# Work to complete
Copy the lines holding the word "front", all of them.

# Data entries for graphics
########################################
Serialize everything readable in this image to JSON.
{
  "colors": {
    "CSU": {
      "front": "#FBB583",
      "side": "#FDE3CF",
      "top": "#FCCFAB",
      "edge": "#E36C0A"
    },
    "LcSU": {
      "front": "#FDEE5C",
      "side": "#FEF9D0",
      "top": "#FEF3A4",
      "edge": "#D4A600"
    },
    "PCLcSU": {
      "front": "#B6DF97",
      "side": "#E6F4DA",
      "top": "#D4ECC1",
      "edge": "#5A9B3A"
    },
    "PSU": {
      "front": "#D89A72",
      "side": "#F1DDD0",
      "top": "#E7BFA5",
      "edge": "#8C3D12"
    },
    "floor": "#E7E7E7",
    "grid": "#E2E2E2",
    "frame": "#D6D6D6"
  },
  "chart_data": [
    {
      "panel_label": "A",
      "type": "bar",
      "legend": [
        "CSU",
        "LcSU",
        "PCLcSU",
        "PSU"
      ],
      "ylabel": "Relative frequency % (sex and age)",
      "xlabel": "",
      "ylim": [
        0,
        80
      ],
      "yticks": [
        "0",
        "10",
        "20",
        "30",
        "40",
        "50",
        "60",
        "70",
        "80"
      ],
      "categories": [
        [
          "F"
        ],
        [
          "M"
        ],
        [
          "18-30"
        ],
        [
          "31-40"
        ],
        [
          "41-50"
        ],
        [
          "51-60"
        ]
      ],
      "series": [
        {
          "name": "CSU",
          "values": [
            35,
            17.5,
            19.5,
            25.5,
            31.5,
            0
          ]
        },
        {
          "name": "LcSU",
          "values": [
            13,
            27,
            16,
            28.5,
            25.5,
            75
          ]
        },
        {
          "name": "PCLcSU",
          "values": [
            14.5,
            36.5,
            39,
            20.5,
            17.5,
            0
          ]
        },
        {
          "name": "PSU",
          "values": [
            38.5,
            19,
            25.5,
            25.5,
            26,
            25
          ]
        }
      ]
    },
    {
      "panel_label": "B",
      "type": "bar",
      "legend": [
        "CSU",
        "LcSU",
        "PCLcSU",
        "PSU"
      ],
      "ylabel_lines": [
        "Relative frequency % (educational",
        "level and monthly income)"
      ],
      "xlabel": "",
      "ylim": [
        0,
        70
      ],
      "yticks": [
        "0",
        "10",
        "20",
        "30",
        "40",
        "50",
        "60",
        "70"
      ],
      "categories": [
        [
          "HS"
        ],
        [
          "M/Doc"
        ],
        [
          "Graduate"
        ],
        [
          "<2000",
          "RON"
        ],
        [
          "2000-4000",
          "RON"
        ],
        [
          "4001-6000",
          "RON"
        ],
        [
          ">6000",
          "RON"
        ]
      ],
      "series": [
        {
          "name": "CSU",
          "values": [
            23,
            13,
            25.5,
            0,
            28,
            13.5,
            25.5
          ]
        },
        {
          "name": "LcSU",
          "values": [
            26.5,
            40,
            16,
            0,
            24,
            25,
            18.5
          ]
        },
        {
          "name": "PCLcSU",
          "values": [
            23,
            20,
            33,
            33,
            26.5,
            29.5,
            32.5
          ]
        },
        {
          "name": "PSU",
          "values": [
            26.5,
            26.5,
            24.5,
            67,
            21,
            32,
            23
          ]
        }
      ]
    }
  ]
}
########################################
# Solved problem
      "front": "#FBB583",
      "front": "#FDEE5C",
      "front": "#B6DF97",
      "front": "#D89A72",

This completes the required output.